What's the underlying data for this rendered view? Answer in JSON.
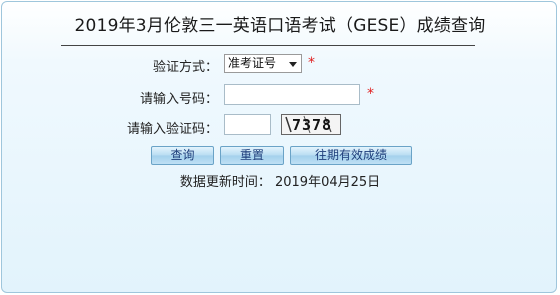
{
  "title": "2019年3月伦敦三一英语口语考试（GESE）成绩查询",
  "form": {
    "method_label": "验证方式：",
    "method_selected": "准考证号",
    "required_mark": "*",
    "number_label": "请输入号码：",
    "number_value": "",
    "captcha_label": "请输入验证码：",
    "captcha_value": "",
    "captcha_text": "7378"
  },
  "buttons": {
    "query": "查询",
    "reset": "重置",
    "past": "往期有效成绩"
  },
  "update": {
    "label": "数据更新时间：",
    "date": "2019年04月25日"
  },
  "colors": {
    "accent_border": "#9fc6dc",
    "required": "#e02020",
    "button_text": "#1d3d7a"
  }
}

====================

### TASK DIRECTIONS
Your task is to repeat the data above exactly while excluding the pictures.

### THE ANSWER
What's the underlying data for this rendered view? Answer in JSON.
{
  "title": "2019年3月伦敦三一英语口语考试（GESE）成绩查询",
  "form": {
    "method_label": "验证方式：",
    "method_selected": "准考证号",
    "required_mark": "*",
    "number_label": "请输入号码：",
    "number_value": "",
    "captcha_label": "请输入验证码：",
    "captcha_value": "",
    "captcha_text": "7378"
  },
  "buttons": {
    "query": "查询",
    "reset": "重置",
    "past": "往期有效成绩"
  },
  "update": {
    "label": "数据更新时间：",
    "date": "2019年04月25日"
  },
  "colors": {
    "accent_border": "#9fc6dc",
    "required": "#e02020",
    "button_text": "#1d3d7a"
  }
}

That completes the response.